■ Excerpted records ■
——————————
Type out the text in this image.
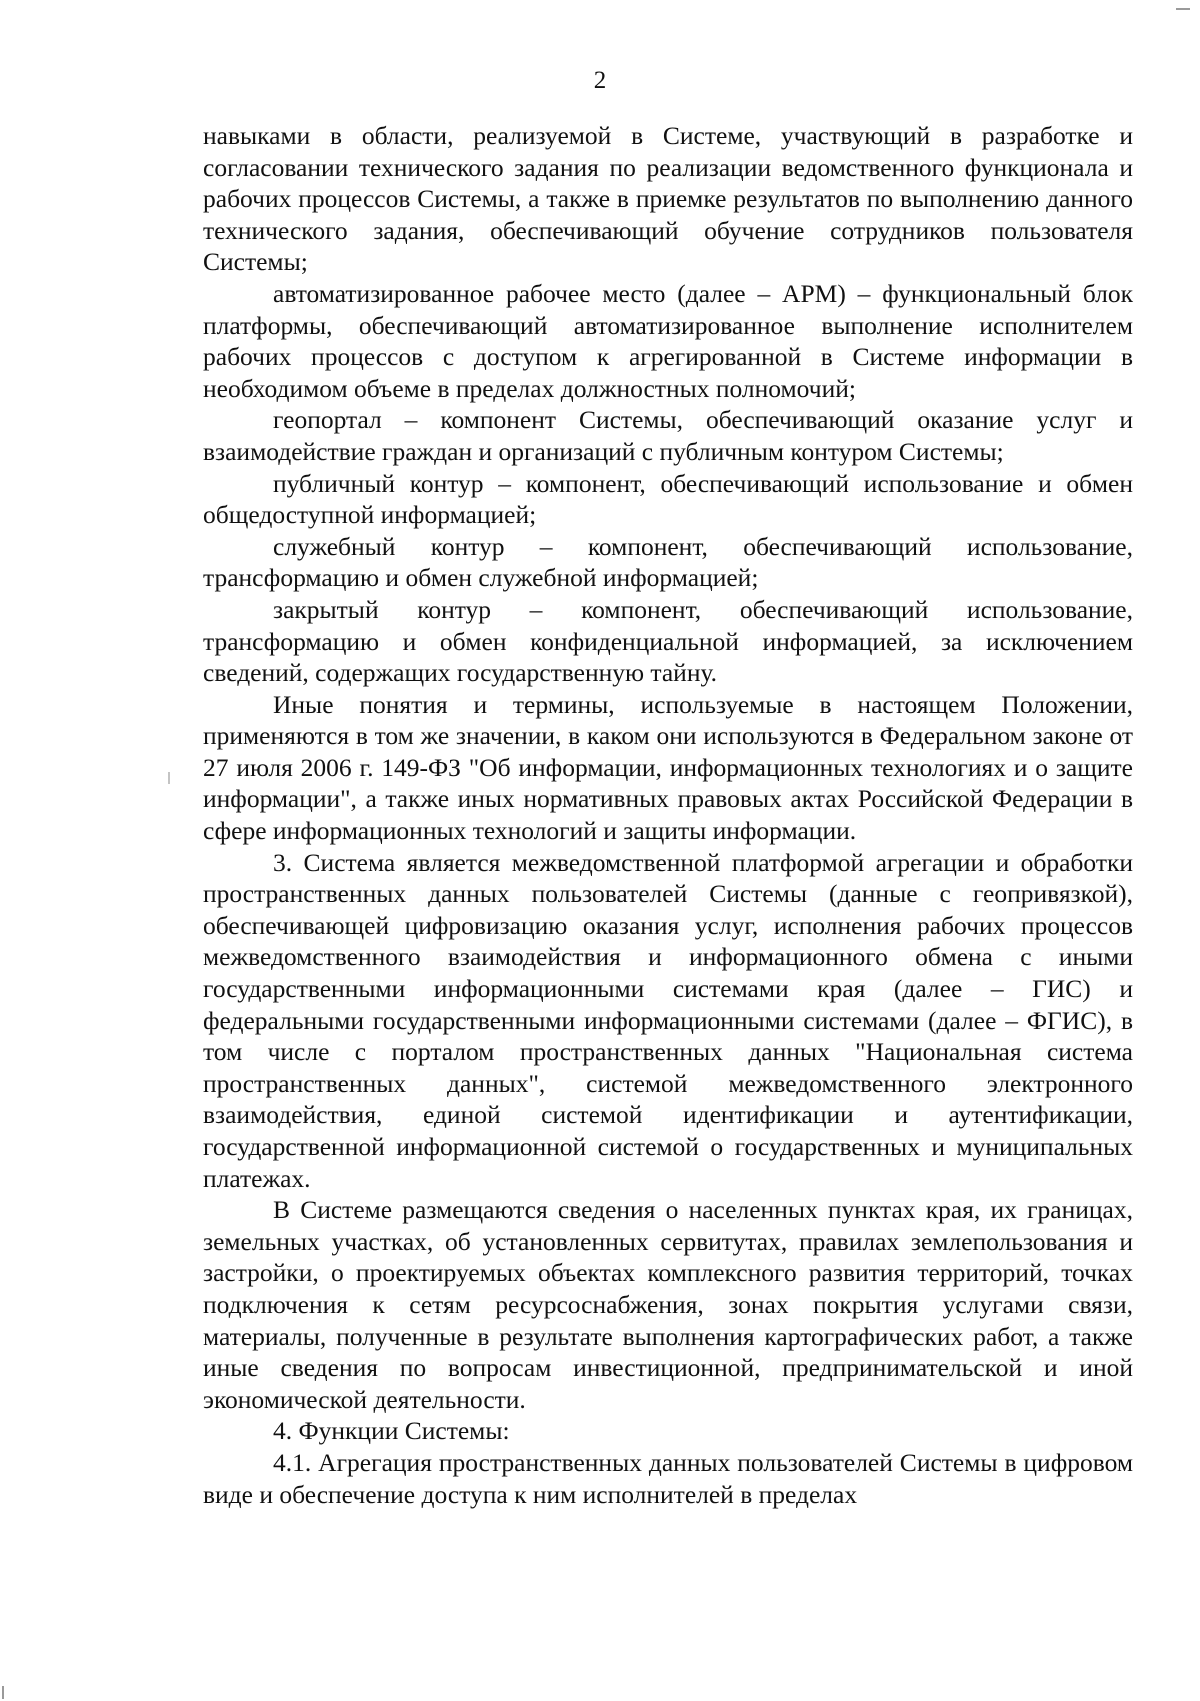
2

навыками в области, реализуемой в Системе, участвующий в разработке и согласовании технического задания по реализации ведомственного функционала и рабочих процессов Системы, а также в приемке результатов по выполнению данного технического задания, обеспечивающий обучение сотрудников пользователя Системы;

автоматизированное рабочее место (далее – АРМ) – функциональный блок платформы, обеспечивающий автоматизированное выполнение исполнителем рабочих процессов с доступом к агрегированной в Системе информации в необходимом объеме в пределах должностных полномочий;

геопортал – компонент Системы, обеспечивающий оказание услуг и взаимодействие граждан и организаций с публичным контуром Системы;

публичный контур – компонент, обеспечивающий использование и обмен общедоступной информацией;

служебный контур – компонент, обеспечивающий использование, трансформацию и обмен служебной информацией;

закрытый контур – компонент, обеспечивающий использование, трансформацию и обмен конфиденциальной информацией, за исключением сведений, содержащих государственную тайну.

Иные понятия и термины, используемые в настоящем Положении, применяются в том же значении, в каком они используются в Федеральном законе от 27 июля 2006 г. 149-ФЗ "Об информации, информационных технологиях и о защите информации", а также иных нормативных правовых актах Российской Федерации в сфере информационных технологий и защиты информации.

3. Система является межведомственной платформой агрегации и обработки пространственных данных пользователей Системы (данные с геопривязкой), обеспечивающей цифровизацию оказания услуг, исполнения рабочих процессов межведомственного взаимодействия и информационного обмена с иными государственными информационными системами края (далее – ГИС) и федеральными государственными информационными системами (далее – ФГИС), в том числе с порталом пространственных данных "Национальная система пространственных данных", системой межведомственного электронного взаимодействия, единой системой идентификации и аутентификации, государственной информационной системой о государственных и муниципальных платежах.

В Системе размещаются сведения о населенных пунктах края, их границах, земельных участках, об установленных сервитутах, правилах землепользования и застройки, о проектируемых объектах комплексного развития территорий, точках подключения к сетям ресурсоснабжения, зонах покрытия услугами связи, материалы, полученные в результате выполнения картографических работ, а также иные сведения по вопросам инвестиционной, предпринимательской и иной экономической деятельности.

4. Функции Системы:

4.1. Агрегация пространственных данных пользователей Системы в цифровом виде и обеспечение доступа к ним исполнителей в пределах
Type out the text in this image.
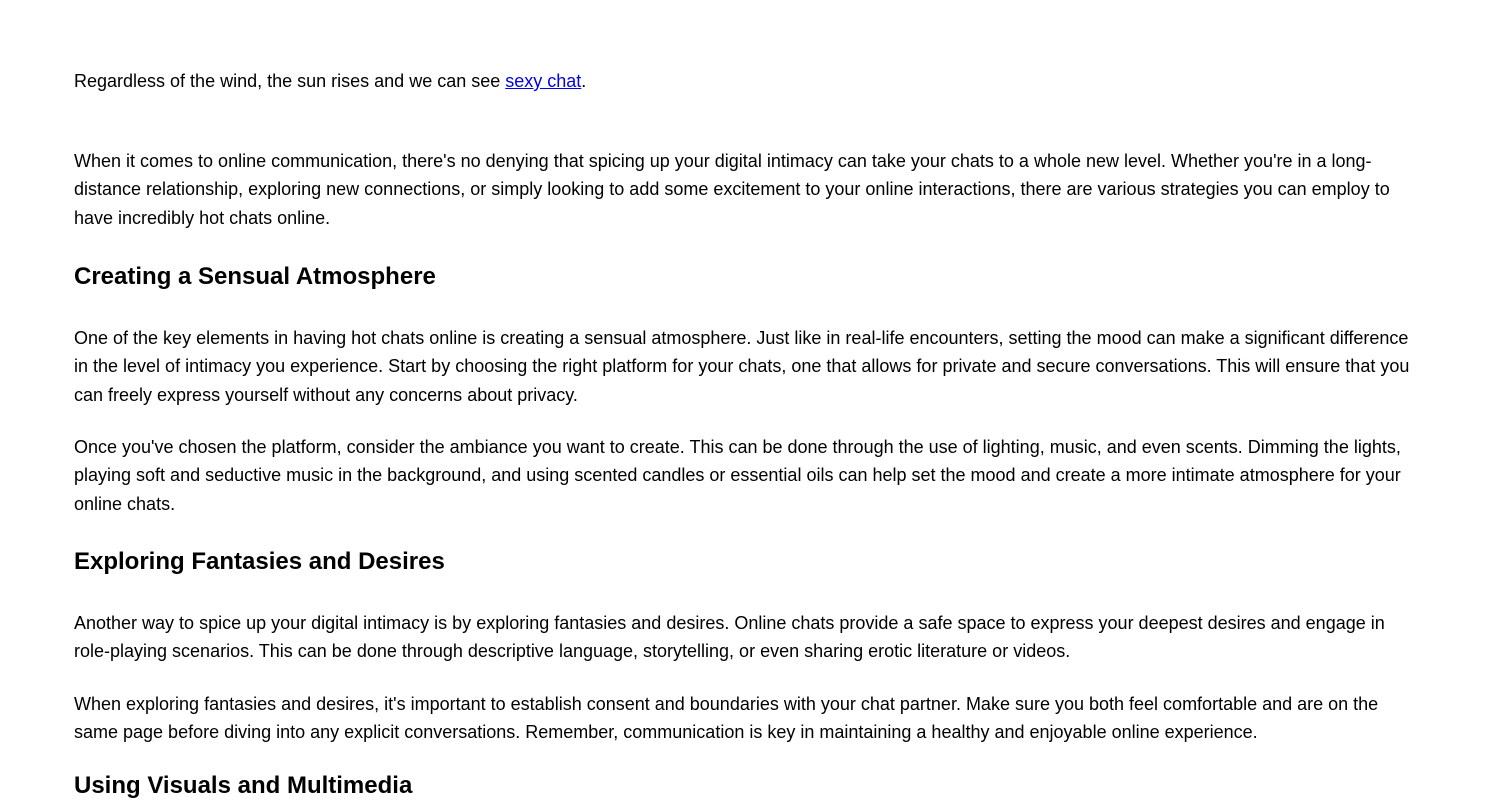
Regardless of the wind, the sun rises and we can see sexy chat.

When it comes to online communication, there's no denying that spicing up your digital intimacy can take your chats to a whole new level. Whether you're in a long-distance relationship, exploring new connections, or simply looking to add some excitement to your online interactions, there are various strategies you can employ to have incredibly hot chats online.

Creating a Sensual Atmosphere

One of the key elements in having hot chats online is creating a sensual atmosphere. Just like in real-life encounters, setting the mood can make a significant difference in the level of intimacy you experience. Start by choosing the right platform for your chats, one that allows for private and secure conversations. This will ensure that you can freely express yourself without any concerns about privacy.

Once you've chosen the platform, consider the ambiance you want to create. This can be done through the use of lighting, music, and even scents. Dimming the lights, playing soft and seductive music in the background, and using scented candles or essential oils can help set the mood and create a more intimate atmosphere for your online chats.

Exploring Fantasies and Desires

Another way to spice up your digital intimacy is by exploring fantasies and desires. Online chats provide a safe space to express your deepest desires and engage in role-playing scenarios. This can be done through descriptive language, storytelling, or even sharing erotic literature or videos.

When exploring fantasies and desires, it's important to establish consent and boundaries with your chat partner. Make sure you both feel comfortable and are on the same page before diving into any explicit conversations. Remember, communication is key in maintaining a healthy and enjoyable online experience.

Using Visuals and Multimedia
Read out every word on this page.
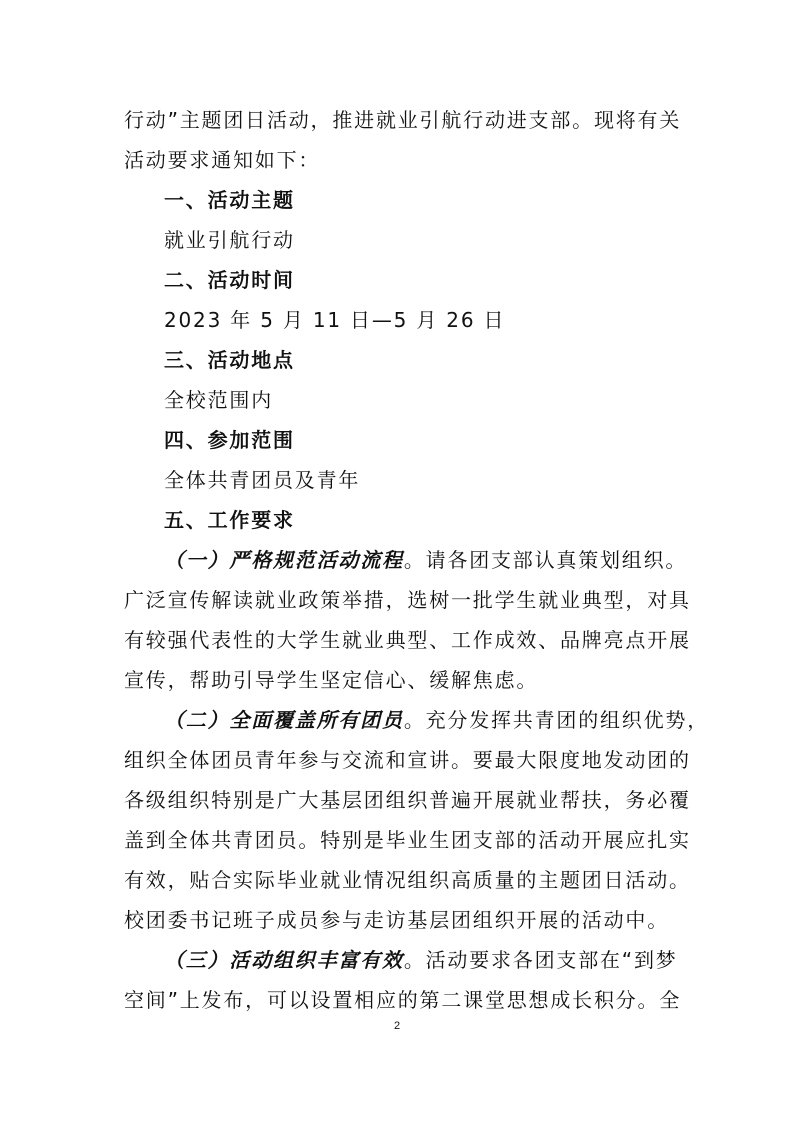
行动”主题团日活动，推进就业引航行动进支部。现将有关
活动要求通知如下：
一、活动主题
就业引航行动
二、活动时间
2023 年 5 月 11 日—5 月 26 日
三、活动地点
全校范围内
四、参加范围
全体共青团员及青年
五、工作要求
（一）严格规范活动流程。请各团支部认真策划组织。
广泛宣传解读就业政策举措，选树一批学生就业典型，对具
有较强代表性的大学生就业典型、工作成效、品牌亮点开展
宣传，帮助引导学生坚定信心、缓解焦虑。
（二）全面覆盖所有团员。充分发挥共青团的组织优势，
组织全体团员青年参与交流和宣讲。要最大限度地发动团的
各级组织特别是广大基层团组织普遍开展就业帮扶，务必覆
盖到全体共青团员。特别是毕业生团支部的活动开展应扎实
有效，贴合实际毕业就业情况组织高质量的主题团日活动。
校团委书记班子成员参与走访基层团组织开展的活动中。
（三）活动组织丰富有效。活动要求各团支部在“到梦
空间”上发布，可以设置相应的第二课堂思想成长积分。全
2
——————————
■ Prompt ■
Select and copy each line from the data that includes the word "компонент".

■ Output ■
геопортал – компонент Системы, обеспечивающий оказание услуг и взаимодействие граждан и организаций с публичным контуром Системы;
публичный контур – компонент, обеспечивающий использование и обмен общедоступной информацией;
служебный контур – компонент, обеспечивающий использование, трансформацию и обмен служебной информацией;
закрытый контур – компонент, обеспечивающий использование, трансформацию и обмен конфиденциальной информацией, за исключением сведений, содержащих государственную тайну.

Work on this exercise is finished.